### TASK PROMPT
Pick out the lines in the listing below that contain the word "เตอร" and copy them.

— Start of DATA SHOWN —

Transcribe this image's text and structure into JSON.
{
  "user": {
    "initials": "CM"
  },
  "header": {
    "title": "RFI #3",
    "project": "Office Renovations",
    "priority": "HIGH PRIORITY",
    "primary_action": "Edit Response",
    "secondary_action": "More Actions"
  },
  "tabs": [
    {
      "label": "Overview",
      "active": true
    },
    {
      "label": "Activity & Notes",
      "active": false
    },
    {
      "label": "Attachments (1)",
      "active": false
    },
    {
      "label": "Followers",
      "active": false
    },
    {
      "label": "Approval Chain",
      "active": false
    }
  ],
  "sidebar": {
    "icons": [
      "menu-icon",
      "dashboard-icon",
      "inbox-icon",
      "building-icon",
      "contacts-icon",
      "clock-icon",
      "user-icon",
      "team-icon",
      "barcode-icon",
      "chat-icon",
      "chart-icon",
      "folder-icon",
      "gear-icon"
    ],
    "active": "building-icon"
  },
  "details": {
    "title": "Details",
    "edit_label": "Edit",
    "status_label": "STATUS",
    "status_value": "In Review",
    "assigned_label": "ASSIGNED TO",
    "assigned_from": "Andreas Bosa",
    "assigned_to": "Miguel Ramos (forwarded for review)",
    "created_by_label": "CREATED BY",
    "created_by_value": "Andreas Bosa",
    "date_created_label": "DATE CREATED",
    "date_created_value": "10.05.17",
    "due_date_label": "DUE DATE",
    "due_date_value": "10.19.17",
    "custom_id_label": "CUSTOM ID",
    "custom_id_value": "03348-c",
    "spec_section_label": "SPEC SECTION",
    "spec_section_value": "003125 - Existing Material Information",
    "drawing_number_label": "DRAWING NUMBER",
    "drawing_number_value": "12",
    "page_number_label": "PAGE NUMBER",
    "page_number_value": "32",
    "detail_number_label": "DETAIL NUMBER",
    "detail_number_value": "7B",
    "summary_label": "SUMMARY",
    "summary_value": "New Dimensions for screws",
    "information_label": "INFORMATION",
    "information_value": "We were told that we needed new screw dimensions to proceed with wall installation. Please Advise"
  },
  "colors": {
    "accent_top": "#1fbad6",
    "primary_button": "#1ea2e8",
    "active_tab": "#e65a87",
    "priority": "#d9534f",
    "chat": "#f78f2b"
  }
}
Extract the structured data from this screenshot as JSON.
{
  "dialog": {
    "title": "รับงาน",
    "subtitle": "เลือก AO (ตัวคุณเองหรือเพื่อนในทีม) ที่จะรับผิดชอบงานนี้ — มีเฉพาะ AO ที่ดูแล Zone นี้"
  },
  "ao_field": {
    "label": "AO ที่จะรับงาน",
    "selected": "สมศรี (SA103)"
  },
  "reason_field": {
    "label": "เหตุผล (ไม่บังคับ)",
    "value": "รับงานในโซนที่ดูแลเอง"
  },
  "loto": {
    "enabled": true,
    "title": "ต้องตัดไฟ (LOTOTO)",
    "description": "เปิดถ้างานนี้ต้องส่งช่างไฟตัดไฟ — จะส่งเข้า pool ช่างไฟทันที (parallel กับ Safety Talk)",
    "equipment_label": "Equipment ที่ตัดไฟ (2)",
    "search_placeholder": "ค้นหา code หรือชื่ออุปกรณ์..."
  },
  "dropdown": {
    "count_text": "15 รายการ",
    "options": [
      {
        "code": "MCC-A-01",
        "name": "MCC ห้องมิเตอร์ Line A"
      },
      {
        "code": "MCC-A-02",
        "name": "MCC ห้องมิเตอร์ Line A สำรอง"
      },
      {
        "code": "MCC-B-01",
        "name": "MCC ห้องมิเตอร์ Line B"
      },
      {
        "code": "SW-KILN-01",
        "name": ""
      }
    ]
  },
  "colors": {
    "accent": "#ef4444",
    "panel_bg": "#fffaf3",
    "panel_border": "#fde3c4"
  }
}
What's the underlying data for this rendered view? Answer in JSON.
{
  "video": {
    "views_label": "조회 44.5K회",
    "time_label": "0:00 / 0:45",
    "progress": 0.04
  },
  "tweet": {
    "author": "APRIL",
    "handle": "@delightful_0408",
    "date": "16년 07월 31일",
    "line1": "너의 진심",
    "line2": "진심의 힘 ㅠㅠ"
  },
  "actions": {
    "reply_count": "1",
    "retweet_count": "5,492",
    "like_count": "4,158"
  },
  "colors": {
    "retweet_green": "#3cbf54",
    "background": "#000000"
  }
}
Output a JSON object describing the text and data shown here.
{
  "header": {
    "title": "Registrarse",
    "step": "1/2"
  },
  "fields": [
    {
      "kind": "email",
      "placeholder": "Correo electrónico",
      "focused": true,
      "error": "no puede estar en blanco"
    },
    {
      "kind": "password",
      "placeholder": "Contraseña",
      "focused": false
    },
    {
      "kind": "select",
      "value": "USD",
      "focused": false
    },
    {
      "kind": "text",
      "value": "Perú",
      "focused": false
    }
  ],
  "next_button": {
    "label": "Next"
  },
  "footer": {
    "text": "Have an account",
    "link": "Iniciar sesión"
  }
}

— End of DATA SHOWN —

### FINISHED ANSWER
        "name": "MCC ห้องมิเตอร์ Line A"
        "name": "MCC ห้องมิเตอร์ Line A สำรอง"
        "name": "MCC ห้องมิเตอร์ Line B"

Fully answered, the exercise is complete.